Element region listings:
******************************

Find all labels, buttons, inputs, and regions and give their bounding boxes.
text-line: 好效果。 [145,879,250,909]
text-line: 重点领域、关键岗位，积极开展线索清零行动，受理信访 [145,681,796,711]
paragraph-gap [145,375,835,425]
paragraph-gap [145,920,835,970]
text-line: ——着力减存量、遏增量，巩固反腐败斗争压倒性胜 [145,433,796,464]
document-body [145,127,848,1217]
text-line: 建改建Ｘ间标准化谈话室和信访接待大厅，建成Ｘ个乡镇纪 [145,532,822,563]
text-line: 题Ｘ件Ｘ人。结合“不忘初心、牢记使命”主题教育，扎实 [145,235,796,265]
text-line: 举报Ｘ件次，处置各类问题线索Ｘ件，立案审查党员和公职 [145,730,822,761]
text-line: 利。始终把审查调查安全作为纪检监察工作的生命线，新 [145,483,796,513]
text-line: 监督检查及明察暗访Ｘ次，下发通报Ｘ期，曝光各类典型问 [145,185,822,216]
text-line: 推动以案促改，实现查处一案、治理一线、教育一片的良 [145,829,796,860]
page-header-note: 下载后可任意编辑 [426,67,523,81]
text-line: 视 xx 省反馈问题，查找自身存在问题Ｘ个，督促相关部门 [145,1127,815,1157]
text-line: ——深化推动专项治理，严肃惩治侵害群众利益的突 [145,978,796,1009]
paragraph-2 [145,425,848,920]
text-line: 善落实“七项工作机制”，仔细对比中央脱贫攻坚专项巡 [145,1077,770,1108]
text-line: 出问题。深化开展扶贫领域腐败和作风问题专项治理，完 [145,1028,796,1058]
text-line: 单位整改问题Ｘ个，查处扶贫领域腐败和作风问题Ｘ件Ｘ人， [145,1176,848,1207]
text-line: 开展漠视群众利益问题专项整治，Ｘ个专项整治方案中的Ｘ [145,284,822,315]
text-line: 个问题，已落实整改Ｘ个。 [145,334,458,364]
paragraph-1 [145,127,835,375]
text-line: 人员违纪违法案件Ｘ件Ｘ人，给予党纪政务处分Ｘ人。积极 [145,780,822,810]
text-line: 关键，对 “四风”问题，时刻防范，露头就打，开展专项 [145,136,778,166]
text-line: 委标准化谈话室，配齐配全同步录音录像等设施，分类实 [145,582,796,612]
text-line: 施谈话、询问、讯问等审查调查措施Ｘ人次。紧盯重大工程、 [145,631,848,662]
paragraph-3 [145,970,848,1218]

******************************

Give every line of the material above as a JSON list of strings, one string per line, omitting any blank lines.

[
  "Find all labels, buttons, inputs, and regions and give their bounding boxes.",
  "text-line: 好效果。 [145,879,250,909]",
  "text-line: 重点领域、关键岗位，积极开展线索清零行动，受理信访 [145,681,796,711]",
  "paragraph-gap [145,375,835,425]",
  "paragraph-gap [145,920,835,970]",
  "text-line: ——着力减存量、遏增量，巩固反腐败斗争压倒性胜 [145,433,796,464]",
  "document-body [145,127,848,1217]",
  "text-line: 建改建Ｘ间标准化谈话室和信访接待大厅，建成Ｘ个乡镇纪 [145,532,822,563]",
  "text-line: 题Ｘ件Ｘ人。结合“不忘初心、牢记使命”主题教育，扎实 [145,235,796,265]",
  "text-line: 举报Ｘ件次，处置各类问题线索Ｘ件，立案审查党员和公职 [145,730,822,761]",
  "text-line: 利。始终把审查调查安全作为纪检监察工作的生命线，新 [145,483,796,513]",
  "text-line: 监督检查及明察暗访Ｘ次，下发通报Ｘ期，曝光各类典型问 [145,185,822,216]",
  "text-line: 推动以案促改，实现查处一案、治理一线、教育一片的良 [145,829,796,860]",
  "page-header-note: 下载后可任意编辑 [426,67,523,81]",
  "text-line: 视 xx 省反馈问题，查找自身存在问题Ｘ个，督促相关部门 [145,1127,815,1157]",
  "text-line: ——深化推动专项治理，严肃惩治侵害群众利益的突 [145,978,796,1009]",
  "paragraph-2 [145,425,848,920]",
  "text-line: 善落实“七项工作机制”，仔细对比中央脱贫攻坚专项巡 [145,1077,770,1108]",
  "text-line: 出问题。深化开展扶贫领域腐败和作风问题专项治理，完 [145,1028,796,1058]",
  "text-line: 单位整改问题Ｘ个，查处扶贫领域腐败和作风问题Ｘ件Ｘ人， [145,1176,848,1207]",
  "text-line: 开展漠视群众利益问题专项整治，Ｘ个专项整治方案中的Ｘ [145,284,822,315]",
  "text-line: 个问题，已落实整改Ｘ个。 [145,334,458,364]",
  "paragraph-1 [145,127,835,375]",
  "text-line: 人员违纪违法案件Ｘ件Ｘ人，给予党纪政务处分Ｘ人。积极 [145,780,822,810]",
  "text-line: 关键，对 “四风”问题，时刻防范，露头就打，开展专项 [145,136,778,166]",
  "text-line: 委标准化谈话室，配齐配全同步录音录像等设施，分类实 [145,582,796,612]",
  "text-line: 施谈话、询问、讯问等审查调查措施Ｘ人次。紧盯重大工程、 [145,631,848,662]",
  "paragraph-3 [145,970,848,1218]"
]